*Your objective*
Gather up the lines that contain "name".

*Records to use*

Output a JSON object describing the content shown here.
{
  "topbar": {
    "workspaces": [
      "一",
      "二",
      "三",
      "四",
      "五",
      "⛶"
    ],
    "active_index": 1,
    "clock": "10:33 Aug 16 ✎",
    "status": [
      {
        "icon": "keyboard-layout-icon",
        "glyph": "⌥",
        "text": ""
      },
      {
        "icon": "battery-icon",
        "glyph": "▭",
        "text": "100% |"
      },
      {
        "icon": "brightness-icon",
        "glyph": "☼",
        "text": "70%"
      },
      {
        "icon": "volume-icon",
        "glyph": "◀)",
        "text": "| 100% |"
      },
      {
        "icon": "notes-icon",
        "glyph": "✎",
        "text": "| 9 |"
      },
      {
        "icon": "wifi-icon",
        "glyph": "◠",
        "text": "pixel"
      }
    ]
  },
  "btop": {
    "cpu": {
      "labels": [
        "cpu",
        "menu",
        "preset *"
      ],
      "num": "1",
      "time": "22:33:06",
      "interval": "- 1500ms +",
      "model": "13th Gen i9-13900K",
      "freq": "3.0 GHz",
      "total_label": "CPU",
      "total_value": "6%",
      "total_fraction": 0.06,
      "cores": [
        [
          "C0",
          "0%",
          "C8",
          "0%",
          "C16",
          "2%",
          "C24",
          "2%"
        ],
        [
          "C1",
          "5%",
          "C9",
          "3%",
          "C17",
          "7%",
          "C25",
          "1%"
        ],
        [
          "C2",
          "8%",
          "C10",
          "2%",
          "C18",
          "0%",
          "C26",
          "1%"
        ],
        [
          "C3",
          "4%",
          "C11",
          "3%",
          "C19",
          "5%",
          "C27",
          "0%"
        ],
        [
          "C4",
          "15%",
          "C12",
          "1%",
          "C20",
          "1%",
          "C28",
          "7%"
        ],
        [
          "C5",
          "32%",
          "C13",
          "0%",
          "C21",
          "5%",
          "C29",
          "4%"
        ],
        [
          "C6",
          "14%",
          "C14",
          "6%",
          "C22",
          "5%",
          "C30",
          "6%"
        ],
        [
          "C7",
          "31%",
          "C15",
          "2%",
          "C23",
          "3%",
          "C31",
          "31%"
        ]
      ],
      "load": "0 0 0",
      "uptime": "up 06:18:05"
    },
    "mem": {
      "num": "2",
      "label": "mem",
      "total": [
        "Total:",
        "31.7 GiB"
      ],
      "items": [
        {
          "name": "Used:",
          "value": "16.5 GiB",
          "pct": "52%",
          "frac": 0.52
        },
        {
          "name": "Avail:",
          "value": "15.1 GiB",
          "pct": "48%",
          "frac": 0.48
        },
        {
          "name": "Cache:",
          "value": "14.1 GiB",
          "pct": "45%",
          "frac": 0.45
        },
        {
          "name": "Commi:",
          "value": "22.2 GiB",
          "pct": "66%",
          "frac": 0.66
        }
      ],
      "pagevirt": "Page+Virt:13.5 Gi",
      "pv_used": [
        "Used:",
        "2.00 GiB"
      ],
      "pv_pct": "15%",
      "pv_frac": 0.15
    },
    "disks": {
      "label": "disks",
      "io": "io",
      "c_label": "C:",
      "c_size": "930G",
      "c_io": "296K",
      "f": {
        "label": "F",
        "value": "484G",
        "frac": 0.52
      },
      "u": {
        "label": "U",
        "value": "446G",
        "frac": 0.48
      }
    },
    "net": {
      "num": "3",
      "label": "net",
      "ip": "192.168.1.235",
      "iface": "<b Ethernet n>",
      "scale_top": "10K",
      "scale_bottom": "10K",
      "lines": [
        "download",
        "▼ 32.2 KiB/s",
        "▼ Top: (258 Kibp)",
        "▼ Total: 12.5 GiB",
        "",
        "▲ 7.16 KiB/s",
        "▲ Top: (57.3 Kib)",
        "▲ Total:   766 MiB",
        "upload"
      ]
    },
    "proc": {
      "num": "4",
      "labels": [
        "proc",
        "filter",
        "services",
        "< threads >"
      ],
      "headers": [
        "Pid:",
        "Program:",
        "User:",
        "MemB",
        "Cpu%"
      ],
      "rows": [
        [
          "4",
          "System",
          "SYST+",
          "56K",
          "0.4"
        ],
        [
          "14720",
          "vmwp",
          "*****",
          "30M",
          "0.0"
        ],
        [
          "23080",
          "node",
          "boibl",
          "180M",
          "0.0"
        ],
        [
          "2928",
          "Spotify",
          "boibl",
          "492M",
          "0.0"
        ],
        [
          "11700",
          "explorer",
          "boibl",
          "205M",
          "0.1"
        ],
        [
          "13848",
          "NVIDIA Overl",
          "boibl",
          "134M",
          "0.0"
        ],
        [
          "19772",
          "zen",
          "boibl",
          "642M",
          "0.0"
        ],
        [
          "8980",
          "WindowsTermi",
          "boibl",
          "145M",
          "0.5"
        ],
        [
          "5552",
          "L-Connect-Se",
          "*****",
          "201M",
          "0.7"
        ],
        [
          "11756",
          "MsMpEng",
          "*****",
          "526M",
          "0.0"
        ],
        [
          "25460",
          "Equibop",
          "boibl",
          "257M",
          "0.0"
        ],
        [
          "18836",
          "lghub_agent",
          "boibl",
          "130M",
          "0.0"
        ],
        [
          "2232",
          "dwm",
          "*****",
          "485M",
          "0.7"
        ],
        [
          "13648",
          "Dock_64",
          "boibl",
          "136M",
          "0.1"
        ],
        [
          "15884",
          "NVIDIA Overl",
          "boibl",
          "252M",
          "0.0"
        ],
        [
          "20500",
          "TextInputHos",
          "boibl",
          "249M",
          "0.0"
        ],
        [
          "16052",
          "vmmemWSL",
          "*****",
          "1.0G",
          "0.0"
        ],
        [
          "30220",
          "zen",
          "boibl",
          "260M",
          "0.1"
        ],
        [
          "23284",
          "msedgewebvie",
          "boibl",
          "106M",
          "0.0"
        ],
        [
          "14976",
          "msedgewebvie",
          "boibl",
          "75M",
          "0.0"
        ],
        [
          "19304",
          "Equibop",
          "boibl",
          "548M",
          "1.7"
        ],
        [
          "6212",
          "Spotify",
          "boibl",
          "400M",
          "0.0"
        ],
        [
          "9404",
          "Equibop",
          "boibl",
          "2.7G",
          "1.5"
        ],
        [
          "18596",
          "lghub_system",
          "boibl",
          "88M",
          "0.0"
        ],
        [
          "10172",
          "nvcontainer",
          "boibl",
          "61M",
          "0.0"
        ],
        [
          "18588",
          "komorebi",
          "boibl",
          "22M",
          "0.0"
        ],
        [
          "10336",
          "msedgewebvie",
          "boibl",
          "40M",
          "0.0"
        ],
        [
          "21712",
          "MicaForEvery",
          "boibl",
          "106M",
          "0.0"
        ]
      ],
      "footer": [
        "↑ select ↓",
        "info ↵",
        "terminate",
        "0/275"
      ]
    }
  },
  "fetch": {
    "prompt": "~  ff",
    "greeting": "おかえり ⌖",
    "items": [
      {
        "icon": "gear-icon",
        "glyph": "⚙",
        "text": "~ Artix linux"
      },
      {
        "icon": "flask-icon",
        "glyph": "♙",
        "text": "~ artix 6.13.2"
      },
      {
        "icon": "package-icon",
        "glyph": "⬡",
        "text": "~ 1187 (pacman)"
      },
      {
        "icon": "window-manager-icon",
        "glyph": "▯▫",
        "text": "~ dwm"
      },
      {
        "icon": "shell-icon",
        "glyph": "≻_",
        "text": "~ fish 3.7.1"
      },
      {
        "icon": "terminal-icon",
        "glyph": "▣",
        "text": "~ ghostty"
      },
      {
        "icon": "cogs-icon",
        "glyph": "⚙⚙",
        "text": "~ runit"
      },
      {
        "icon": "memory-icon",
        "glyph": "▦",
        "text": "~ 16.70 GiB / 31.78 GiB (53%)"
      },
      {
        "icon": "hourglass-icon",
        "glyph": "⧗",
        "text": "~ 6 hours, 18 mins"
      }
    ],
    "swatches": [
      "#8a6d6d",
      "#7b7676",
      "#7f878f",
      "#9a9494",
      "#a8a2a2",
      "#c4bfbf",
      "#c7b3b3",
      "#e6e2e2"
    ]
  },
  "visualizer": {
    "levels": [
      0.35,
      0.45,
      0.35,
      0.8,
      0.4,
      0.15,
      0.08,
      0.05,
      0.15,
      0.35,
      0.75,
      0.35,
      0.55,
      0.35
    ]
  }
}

*Answer for the task*
          "name": "Used:",
          "name": "Avail:",
          "name": "Cache:",
          "name": "Commi:",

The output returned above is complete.